Aim of the task:
Go through the records and copy each line where the word "Keep" occurs.

Raw data:
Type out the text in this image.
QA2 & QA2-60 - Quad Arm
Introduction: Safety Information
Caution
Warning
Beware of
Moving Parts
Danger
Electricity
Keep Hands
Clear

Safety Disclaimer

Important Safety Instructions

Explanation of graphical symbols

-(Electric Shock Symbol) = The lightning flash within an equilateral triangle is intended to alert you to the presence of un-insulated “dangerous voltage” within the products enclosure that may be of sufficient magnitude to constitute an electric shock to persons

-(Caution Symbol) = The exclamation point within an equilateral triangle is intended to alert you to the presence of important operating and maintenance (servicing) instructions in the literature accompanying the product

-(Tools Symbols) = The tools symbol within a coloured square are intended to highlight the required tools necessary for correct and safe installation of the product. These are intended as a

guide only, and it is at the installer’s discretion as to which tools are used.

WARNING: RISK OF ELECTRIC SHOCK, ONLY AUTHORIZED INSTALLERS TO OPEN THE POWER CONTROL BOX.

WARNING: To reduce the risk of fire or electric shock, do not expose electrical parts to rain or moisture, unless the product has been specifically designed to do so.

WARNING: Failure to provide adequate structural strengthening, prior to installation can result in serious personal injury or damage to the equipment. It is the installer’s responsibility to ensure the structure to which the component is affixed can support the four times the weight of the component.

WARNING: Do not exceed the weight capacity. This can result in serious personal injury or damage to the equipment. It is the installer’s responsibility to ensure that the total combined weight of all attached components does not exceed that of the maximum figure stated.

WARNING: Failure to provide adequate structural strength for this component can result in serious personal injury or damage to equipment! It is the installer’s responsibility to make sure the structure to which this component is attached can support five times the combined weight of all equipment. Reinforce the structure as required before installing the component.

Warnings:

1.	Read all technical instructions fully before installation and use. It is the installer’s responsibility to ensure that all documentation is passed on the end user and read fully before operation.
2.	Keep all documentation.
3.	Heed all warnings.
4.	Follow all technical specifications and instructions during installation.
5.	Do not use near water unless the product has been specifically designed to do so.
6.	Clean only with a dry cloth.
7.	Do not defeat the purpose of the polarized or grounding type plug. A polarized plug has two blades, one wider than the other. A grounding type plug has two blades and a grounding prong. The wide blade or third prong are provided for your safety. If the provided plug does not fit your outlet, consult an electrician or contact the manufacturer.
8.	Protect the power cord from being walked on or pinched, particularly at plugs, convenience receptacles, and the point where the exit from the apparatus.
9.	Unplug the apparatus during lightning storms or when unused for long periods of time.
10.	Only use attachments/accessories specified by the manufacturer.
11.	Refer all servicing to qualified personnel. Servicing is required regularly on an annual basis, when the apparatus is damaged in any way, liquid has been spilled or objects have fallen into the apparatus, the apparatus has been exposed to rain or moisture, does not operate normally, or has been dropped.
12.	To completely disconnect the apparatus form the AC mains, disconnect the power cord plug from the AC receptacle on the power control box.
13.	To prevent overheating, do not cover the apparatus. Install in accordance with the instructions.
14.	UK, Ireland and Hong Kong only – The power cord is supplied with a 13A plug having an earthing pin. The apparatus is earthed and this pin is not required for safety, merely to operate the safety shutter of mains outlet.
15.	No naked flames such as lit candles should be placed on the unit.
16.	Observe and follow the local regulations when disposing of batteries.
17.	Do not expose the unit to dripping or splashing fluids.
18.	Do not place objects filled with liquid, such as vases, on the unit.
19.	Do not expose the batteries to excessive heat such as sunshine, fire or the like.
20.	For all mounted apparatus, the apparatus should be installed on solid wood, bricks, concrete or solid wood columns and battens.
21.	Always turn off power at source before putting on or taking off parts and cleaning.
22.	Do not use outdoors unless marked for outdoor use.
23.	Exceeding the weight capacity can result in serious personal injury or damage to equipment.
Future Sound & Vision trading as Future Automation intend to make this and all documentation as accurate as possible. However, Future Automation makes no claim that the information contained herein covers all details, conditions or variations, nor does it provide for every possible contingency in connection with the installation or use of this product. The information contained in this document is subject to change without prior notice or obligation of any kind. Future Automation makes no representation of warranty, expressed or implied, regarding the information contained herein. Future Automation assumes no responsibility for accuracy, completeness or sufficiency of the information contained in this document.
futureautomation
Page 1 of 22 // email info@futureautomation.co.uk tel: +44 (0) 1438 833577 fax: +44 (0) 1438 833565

Exercise solution:
Keep Hands
2.	Keep all documentation.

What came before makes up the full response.